* Stated exercise *
Gather each line of the entries below that includes "helpdesk".

* Extracted material *
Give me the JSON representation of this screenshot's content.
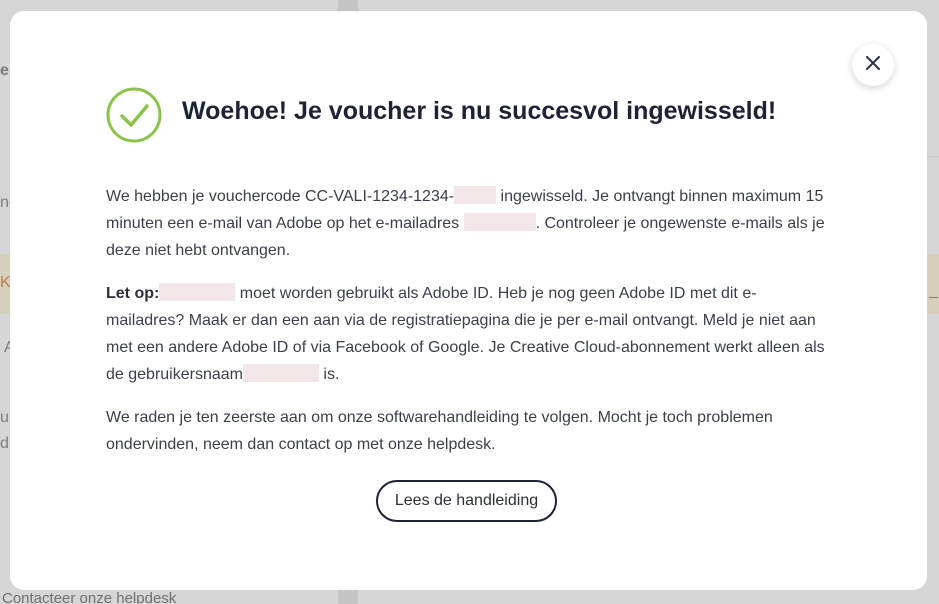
{
  "background": {
    "fragments": [
      "e",
      "ne",
      "K-",
      "A",
      "ub",
      "dr",
      "_"
    ],
    "bottom_link": "Contacteer onze helpdesk"
  },
  "modal": {
    "title": "Woehoe! Je voucher is nu succesvol ingewisseld!",
    "icons": {
      "success": "check-circle-icon",
      "close": "close-icon"
    },
    "colors": {
      "success_green": "#8bc34a",
      "title_dark": "#1d2235",
      "redaction": "#f3e6e9"
    },
    "paragraph1": {
      "part1": "We hebben je vouchercode CC-VALI-1234-1234-",
      "part2": "ingewisseld. Je ontvangt binnen maximum 15 minuten een e-mail van Adobe op het e-mailadres",
      "part3": ". Controleer je ongewenste e-mails als je deze niet hebt ontvangen."
    },
    "paragraph2": {
      "label": "Let op:",
      "part1": "moet worden gebruikt als Adobe ID. Heb je nog geen Adobe ID met dit e-mailadres? Maak er dan een aan via de registratiepagina die je per e-mail ontvangt. Meld je niet aan met een andere Adobe ID of via Facebook of Google. Je Creative Cloud-abonnement werkt alleen als de gebruikersnaam",
      "part2": "is."
    },
    "paragraph3": "We raden je ten zeerste aan om onze softwarehandleiding te volgen. Mocht je toch problemen ondervinden, neem dan contact op met onze helpdesk.",
    "button_label": "Lees de handleiding"
  }
}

* Exercise solution *
    "bottom_link": "Contacteer onze helpdesk"
    "paragraph3": "We raden je ten zeerste aan om onze softwarehandleiding te volgen. Mocht je toch problemen ondervinden, neem dan contact op met onze helpdesk.",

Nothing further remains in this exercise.